▶ **SET TASK**:
Gather from the listing below each line that includes the word "acceleration", and copy it.

[start]

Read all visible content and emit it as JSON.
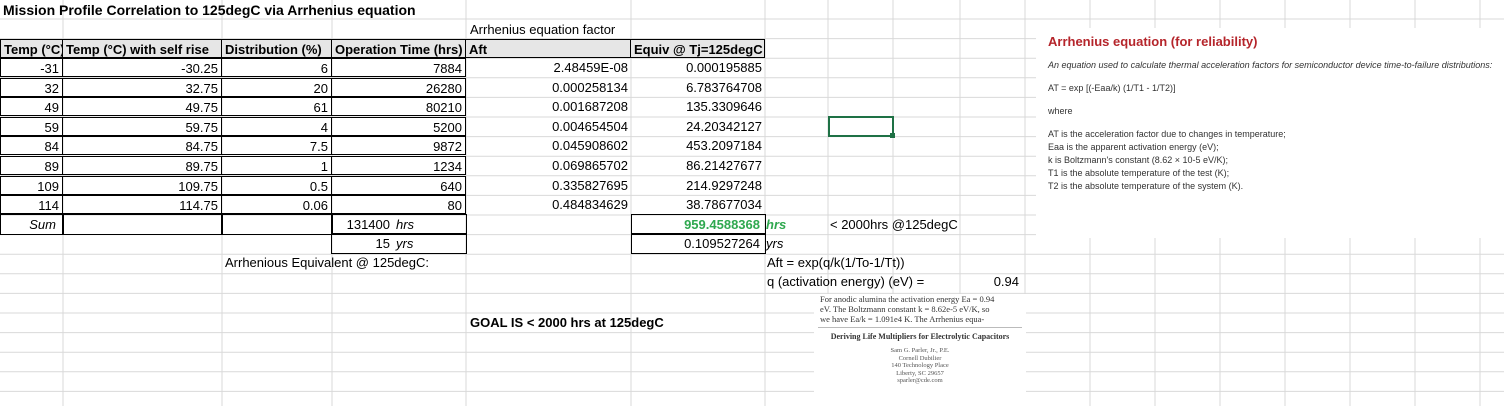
{
  "sheet": {
    "title": "Mission Profile Correlation to 125degC via Arrhenius equation",
    "arr_factor_label": "Arrhenius equation factor",
    "headers": [
      "Temp (°C)",
      "Temp (°C) with self rise",
      "Distribution (%)",
      "Operation Time (hrs)",
      "Aft",
      "Equiv @ Tj=125degC"
    ],
    "rows": [
      [
        "-31",
        "-30.25",
        "6",
        "7884",
        "2.48459E-08",
        "0.000195885"
      ],
      [
        "32",
        "32.75",
        "20",
        "26280",
        "0.000258134",
        "6.783764708"
      ],
      [
        "49",
        "49.75",
        "61",
        "80210",
        "0.001687208",
        "135.3309646"
      ],
      [
        "59",
        "59.75",
        "4",
        "5200",
        "0.004654504",
        "24.20342127"
      ],
      [
        "84",
        "84.75",
        "7.5",
        "9872",
        "0.045908602",
        "453.2097184"
      ],
      [
        "89",
        "89.75",
        "1",
        "1234",
        "0.069865702",
        "86.21427677"
      ],
      [
        "109",
        "109.75",
        "0.5",
        "640",
        "0.335827695",
        "214.9297248"
      ],
      [
        "114",
        "114.75",
        "0.06",
        "80",
        "0.484834629",
        "38.78677034"
      ]
    ],
    "sum_label": "Sum",
    "sum_hrs": "131400",
    "unit_hrs": "hrs",
    "sum_yrs": "15",
    "unit_yrs": "yrs",
    "equiv_total": "959.4588368",
    "equiv_hrs_unit": "hrs",
    "target_note": "< 2000hrs @125degC",
    "equiv_yrs": "0.109527264",
    "equiv_yrs_unit": "yrs",
    "arr_equiv_label": "Arrhenious Equivalent @ 125degC:",
    "aft_formula": "Aft = exp(q/k(1/To-1/Tt))",
    "q_label": "q (activation energy) (eV) =",
    "q_value": "0.94",
    "goal": "GOAL IS < 2000 hrs at 125degC",
    "accent_green": "#2fa84f"
  },
  "info_box": {
    "heading": "Arrhenius equation (for reliability)",
    "intro": "An equation used to calculate thermal acceleration factors for semiconductor device time-to-failure distributions:",
    "formula": "AT = exp [(-Eaa/k) (1/T1 - 1/T2)]",
    "where": "where",
    "defs": [
      "AT is the acceleration factor due to changes in temperature;",
      "Eaa is the apparent activation energy (eV);",
      "k is Boltzmann's constant (8.62 × 10-5 eV/K);",
      "T1 is the absolute temperature of the test (K);",
      "T2 is the absolute temperature of the system (K)."
    ],
    "heading_color": "#b5252b"
  },
  "paper": {
    "lines": [
      "For anodic alumina the activation energy Ea = 0.94",
      "eV. The Boltzmann constant k = 8.62e-5 eV/K, so",
      "we have Ea/k = 1.091e4 K. The Arrhenius equa-"
    ],
    "title": "Deriving Life Multipliers for Electrolytic Capacitors",
    "author": [
      "Sam G. Parler, Jr., P.E.",
      "Cornell Dubilier",
      "140 Technology Place",
      "Liberty, SC 29657",
      "sparler@cde.com"
    ]
  }
}
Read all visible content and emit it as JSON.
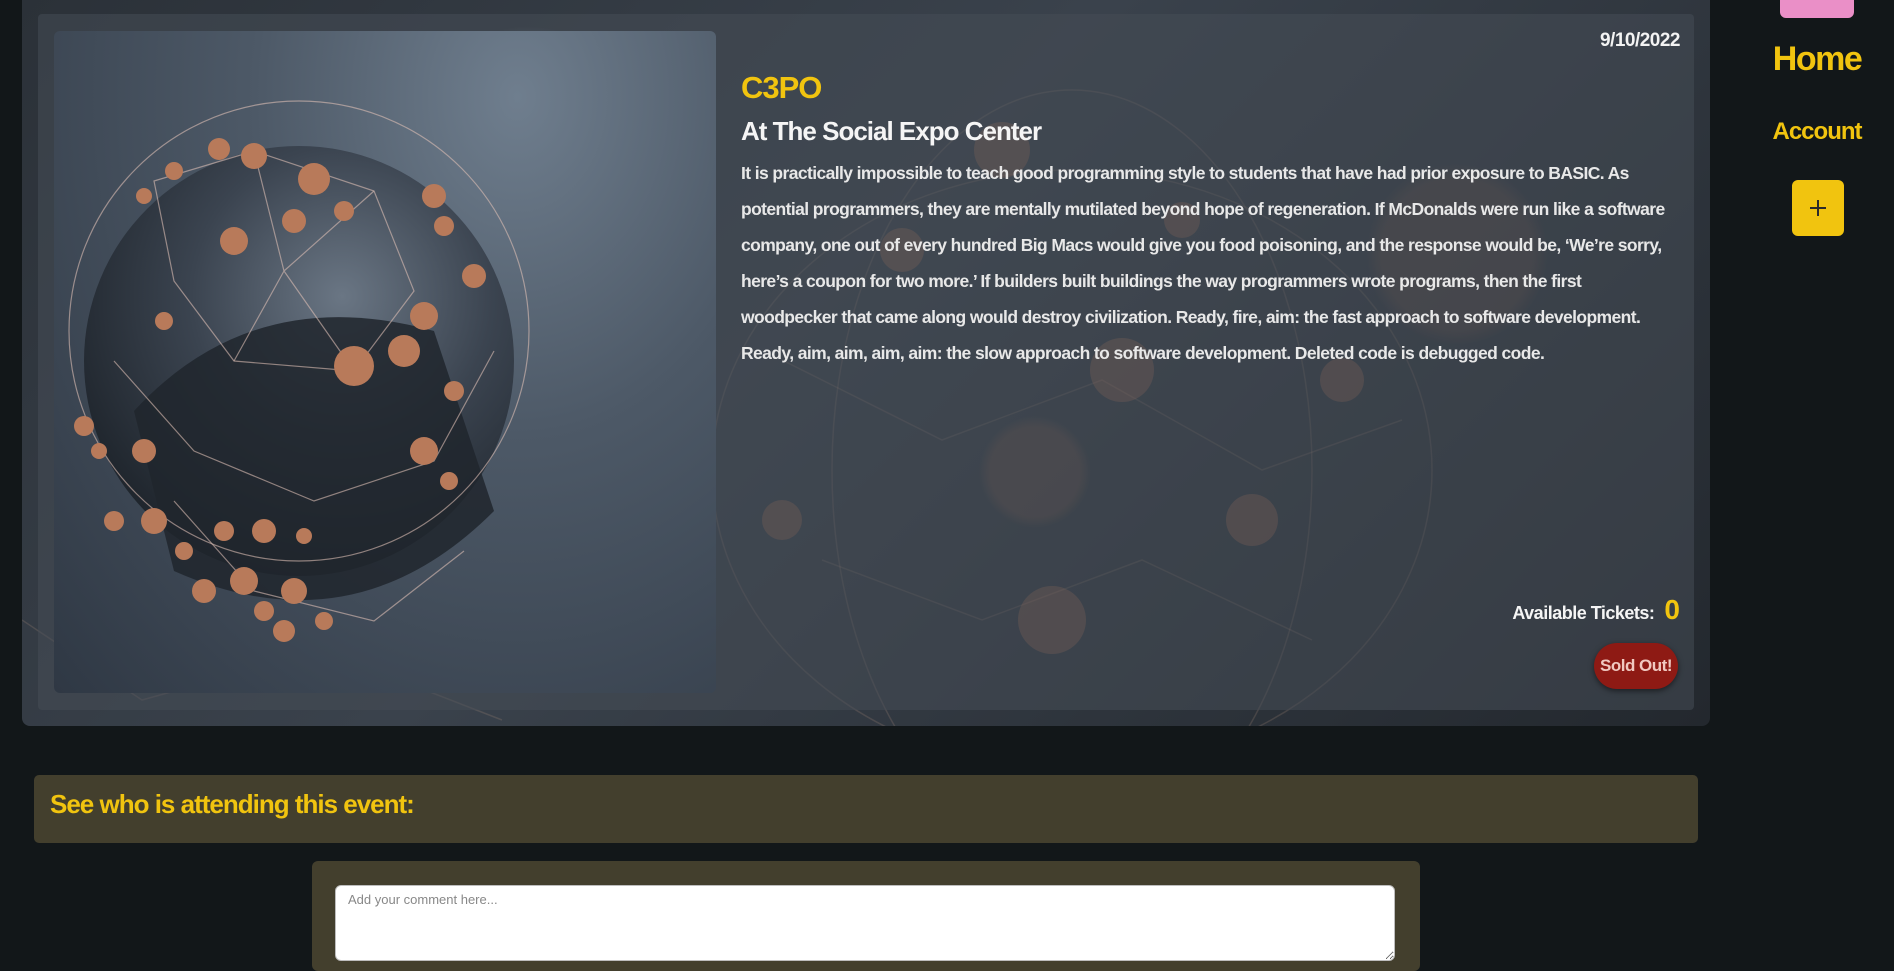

[end]

▶ **PROBLEM SOLUTION**:
    "intro": "An equation used to calculate thermal acceleration factors for semiconductor device time-to-failure distributions:",
      "AT is the acceleration factor due to changes in temperature;",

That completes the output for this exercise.